Provided information -
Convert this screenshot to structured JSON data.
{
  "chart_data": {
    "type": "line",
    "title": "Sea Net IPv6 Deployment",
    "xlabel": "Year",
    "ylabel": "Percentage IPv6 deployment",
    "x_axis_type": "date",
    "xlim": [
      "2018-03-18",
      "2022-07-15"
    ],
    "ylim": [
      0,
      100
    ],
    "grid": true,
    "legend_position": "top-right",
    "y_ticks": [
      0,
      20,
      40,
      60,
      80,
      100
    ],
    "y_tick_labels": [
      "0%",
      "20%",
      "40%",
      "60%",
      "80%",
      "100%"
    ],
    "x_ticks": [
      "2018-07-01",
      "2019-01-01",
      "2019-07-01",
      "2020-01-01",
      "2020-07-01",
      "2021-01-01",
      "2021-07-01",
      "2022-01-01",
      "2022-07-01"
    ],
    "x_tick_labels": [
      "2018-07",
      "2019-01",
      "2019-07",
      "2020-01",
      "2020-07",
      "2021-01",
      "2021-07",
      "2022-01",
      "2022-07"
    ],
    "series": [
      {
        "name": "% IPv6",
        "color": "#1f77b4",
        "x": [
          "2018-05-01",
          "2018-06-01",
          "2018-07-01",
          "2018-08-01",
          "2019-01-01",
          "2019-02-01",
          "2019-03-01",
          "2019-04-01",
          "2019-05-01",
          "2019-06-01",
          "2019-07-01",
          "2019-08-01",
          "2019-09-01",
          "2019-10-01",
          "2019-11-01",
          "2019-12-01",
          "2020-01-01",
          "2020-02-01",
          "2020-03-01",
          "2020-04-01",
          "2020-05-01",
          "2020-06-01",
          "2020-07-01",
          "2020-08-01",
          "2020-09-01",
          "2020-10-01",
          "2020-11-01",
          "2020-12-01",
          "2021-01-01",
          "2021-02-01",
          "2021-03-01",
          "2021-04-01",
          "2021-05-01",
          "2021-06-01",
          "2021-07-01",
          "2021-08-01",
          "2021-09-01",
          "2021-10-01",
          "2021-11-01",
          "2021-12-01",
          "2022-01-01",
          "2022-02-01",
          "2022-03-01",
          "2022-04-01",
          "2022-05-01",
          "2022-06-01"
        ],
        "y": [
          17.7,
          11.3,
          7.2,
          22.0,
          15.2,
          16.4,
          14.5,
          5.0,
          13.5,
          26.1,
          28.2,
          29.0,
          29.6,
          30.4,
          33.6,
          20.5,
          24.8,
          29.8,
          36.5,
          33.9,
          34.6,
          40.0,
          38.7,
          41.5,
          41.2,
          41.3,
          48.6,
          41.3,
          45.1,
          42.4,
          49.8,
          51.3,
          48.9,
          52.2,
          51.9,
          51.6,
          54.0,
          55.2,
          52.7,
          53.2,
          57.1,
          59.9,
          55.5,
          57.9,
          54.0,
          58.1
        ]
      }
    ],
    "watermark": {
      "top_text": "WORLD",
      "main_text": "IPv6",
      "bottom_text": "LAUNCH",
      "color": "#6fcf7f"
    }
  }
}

What this task involves -
Return the listing above in full, character for character.

Full answer -
Convert this screenshot to structured JSON data.
{
  "chart_data": {
    "type": "line",
    "title": "Sea Net IPv6 Deployment",
    "xlabel": "Year",
    "ylabel": "Percentage IPv6 deployment",
    "x_axis_type": "date",
    "xlim": [
      "2018-03-18",
      "2022-07-15"
    ],
    "ylim": [
      0,
      100
    ],
    "grid": true,
    "legend_position": "top-right",
    "y_ticks": [
      0,
      20,
      40,
      60,
      80,
      100
    ],
    "y_tick_labels": [
      "0%",
      "20%",
      "40%",
      "60%",
      "80%",
      "100%"
    ],
    "x_ticks": [
      "2018-07-01",
      "2019-01-01",
      "2019-07-01",
      "2020-01-01",
      "2020-07-01",
      "2021-01-01",
      "2021-07-01",
      "2022-01-01",
      "2022-07-01"
    ],
    "x_tick_labels": [
      "2018-07",
      "2019-01",
      "2019-07",
      "2020-01",
      "2020-07",
      "2021-01",
      "2021-07",
      "2022-01",
      "2022-07"
    ],
    "series": [
      {
        "name": "% IPv6",
        "color": "#1f77b4",
        "x": [
          "2018-05-01",
          "2018-06-01",
          "2018-07-01",
          "2018-08-01",
          "2019-01-01",
          "2019-02-01",
          "2019-03-01",
          "2019-04-01",
          "2019-05-01",
          "2019-06-01",
          "2019-07-01",
          "2019-08-01",
          "2019-09-01",
          "2019-10-01",
          "2019-11-01",
          "2019-12-01",
          "2020-01-01",
          "2020-02-01",
          "2020-03-01",
          "2020-04-01",
          "2020-05-01",
          "2020-06-01",
          "2020-07-01",
          "2020-08-01",
          "2020-09-01",
          "2020-10-01",
          "2020-11-01",
          "2020-12-01",
          "2021-01-01",
          "2021-02-01",
          "2021-03-01",
          "2021-04-01",
          "2021-05-01",
          "2021-06-01",
          "2021-07-01",
          "2021-08-01",
          "2021-09-01",
          "2021-10-01",
          "2021-11-01",
          "2021-12-01",
          "2022-01-01",
          "2022-02-01",
          "2022-03-01",
          "2022-04-01",
          "2022-05-01",
          "2022-06-01"
        ],
        "y": [
          17.7,
          11.3,
          7.2,
          22.0,
          15.2,
          16.4,
          14.5,
          5.0,
          13.5,
          26.1,
          28.2,
          29.0,
          29.6,
          30.4,
          33.6,
          20.5,
          24.8,
          29.8,
          36.5,
          33.9,
          34.6,
          40.0,
          38.7,
          41.5,
          41.2,
          41.3,
          48.6,
          41.3,
          45.1,
          42.4,
          49.8,
          51.3,
          48.9,
          52.2,
          51.9,
          51.6,
          54.0,
          55.2,
          52.7,
          53.2,
          57.1,
          59.9,
          55.5,
          57.9,
          54.0,
          58.1
        ]
      }
    ],
    "watermark": {
      "top_text": "WORLD",
      "main_text": "IPv6",
      "bottom_text": "LAUNCH",
      "color": "#6fcf7f"
    }
  }
}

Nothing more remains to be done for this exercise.